Start of MATERIAL SUPPLIED

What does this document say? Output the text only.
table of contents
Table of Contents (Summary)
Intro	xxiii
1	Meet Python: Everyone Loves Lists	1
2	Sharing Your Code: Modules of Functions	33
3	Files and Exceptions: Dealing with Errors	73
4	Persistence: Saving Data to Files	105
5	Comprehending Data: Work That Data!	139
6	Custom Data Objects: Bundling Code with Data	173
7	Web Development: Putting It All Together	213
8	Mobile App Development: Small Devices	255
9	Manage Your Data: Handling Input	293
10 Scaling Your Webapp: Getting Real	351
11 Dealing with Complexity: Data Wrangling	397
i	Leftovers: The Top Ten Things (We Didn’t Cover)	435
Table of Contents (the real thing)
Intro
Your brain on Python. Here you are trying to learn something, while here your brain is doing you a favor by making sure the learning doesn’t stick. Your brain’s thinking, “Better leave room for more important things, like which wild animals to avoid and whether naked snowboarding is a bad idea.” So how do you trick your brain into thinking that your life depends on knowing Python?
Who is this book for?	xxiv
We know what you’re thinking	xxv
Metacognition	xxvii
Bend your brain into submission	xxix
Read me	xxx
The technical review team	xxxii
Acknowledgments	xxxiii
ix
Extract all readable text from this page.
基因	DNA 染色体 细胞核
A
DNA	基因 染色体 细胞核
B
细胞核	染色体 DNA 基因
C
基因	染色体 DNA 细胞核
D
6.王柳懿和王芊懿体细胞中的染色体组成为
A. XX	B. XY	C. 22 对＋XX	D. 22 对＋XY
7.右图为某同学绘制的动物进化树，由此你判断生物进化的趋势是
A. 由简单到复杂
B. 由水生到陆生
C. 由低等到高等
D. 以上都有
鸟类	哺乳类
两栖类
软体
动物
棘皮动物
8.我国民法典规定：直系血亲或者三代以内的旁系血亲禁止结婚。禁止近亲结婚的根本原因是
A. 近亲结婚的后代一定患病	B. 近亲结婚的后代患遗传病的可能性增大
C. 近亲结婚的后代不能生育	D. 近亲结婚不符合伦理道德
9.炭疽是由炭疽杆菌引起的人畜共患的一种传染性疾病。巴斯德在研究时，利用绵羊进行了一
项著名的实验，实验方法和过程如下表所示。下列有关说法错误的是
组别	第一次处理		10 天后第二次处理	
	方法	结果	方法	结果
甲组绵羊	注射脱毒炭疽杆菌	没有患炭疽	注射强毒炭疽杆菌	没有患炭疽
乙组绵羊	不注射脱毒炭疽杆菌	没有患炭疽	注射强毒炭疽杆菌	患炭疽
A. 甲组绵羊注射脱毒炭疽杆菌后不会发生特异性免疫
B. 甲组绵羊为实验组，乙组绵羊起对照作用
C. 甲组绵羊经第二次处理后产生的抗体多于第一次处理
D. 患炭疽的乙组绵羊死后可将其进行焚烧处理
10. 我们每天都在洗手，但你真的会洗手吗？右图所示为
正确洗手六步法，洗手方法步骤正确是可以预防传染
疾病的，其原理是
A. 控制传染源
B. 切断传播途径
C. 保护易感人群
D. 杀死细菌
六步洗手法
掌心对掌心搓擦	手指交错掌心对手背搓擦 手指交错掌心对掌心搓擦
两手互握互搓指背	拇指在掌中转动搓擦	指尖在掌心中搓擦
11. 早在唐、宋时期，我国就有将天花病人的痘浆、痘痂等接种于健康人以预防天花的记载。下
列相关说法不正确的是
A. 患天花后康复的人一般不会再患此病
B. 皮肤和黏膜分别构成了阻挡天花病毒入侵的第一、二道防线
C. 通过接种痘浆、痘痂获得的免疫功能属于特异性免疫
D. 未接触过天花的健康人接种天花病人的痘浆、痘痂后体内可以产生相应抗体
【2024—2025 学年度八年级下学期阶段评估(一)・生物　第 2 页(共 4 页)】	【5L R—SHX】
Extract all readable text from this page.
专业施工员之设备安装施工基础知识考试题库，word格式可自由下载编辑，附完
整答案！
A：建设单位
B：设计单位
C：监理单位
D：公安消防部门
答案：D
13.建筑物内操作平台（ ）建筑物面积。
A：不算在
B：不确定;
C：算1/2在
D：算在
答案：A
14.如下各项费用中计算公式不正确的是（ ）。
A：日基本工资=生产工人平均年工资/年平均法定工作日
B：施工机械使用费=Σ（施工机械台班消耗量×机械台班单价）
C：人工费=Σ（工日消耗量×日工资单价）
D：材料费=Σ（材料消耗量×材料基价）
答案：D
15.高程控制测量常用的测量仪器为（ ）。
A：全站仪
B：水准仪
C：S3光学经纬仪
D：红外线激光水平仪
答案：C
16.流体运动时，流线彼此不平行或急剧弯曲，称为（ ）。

End of MATERIAL SUPPLIED

EXERCISE GOAL: Retype the records in full. Keep every line identical to the original.

FULL ANSWER:
What does this document say? Output the text only.
table of contents
Table of Contents (Summary)
Intro	xxiii
1	Meet Python: Everyone Loves Lists	1
2	Sharing Your Code: Modules of Functions	33
3	Files and Exceptions: Dealing with Errors	73
4	Persistence: Saving Data to Files	105
5	Comprehending Data: Work That Data!	139
6	Custom Data Objects: Bundling Code with Data	173
7	Web Development: Putting It All Together	213
8	Mobile App Development: Small Devices	255
9	Manage Your Data: Handling Input	293
10 Scaling Your Webapp: Getting Real	351
11 Dealing with Complexity: Data Wrangling	397
i	Leftovers: The Top Ten Things (We Didn’t Cover)	435
Table of Contents (the real thing)
Intro
Your brain on Python. Here you are trying to learn something, while here your brain is doing you a favor by making sure the learning doesn’t stick. Your brain’s thinking, “Better leave room for more important things, like which wild animals to avoid and whether naked snowboarding is a bad idea.” So how do you trick your brain into thinking that your life depends on knowing Python?
Who is this book for?	xxiv
We know what you’re thinking	xxv
Metacognition	xxvii
Bend your brain into submission	xxix
Read me	xxx
The technical review team	xxxii
Acknowledgments	xxxiii
ix
Extract all readable text from this page.
基因	DNA 染色体 细胞核
A
DNA	基因 染色体 细胞核
B
细胞核	染色体 DNA 基因
C
基因	染色体 DNA 细胞核
D
6.王柳懿和王芊懿体细胞中的染色体组成为
A. XX	B. XY	C. 22 对＋XX	D. 22 对＋XY
7.右图为某同学绘制的动物进化树，由此你判断生物进化的趋势是
A. 由简单到复杂
B. 由水生到陆生
C. 由低等到高等
D. 以上都有
鸟类	哺乳类
两栖类
软体
动物
棘皮动物
8.我国民法典规定：直系血亲或者三代以内的旁系血亲禁止结婚。禁止近亲结婚的根本原因是
A. 近亲结婚的后代一定患病	B. 近亲结婚的后代患遗传病的可能性增大
C. 近亲结婚的后代不能生育	D. 近亲结婚不符合伦理道德
9.炭疽是由炭疽杆菌引起的人畜共患的一种传染性疾病。巴斯德在研究时，利用绵羊进行了一
项著名的实验，实验方法和过程如下表所示。下列有关说法错误的是
组别	第一次处理		10 天后第二次处理	
	方法	结果	方法	结果
甲组绵羊	注射脱毒炭疽杆菌	没有患炭疽	注射强毒炭疽杆菌	没有患炭疽
乙组绵羊	不注射脱毒炭疽杆菌	没有患炭疽	注射强毒炭疽杆菌	患炭疽
A. 甲组绵羊注射脱毒炭疽杆菌后不会发生特异性免疫
B. 甲组绵羊为实验组，乙组绵羊起对照作用
C. 甲组绵羊经第二次处理后产生的抗体多于第一次处理
D. 患炭疽的乙组绵羊死后可将其进行焚烧处理
10. 我们每天都在洗手，但你真的会洗手吗？右图所示为
正确洗手六步法，洗手方法步骤正确是可以预防传染
疾病的，其原理是
A. 控制传染源
B. 切断传播途径
C. 保护易感人群
D. 杀死细菌
六步洗手法
掌心对掌心搓擦	手指交错掌心对手背搓擦 手指交错掌心对掌心搓擦
两手互握互搓指背	拇指在掌中转动搓擦	指尖在掌心中搓擦
11. 早在唐、宋时期，我国就有将天花病人的痘浆、痘痂等接种于健康人以预防天花的记载。下
列相关说法不正确的是
A. 患天花后康复的人一般不会再患此病
B. 皮肤和黏膜分别构成了阻挡天花病毒入侵的第一、二道防线
C. 通过接种痘浆、痘痂获得的免疫功能属于特异性免疫
D. 未接触过天花的健康人接种天花病人的痘浆、痘痂后体内可以产生相应抗体
【2024—2025 学年度八年级下学期阶段评估(一)・生物　第 2 页(共 4 页)】	【5L R—SHX】
Extract all readable text from this page.
专业施工员之设备安装施工基础知识考试题库，word格式可自由下载编辑，附完
整答案！
A：建设单位
B：设计单位
C：监理单位
D：公安消防部门
答案：D
13.建筑物内操作平台（ ）建筑物面积。
A：不算在
B：不确定;
C：算1/2在
D：算在
答案：A
14.如下各项费用中计算公式不正确的是（ ）。
A：日基本工资=生产工人平均年工资/年平均法定工作日
B：施工机械使用费=Σ（施工机械台班消耗量×机械台班单价）
C：人工费=Σ（工日消耗量×日工资单价）
D：材料费=Σ（材料消耗量×材料基价）
答案：D
15.高程控制测量常用的测量仪器为（ ）。
A：全站仪
B：水准仪
C：S3光学经纬仪
D：红外线激光水平仪
答案：C
16.流体运动时，流线彼此不平行或急剧弯曲，称为（ ）。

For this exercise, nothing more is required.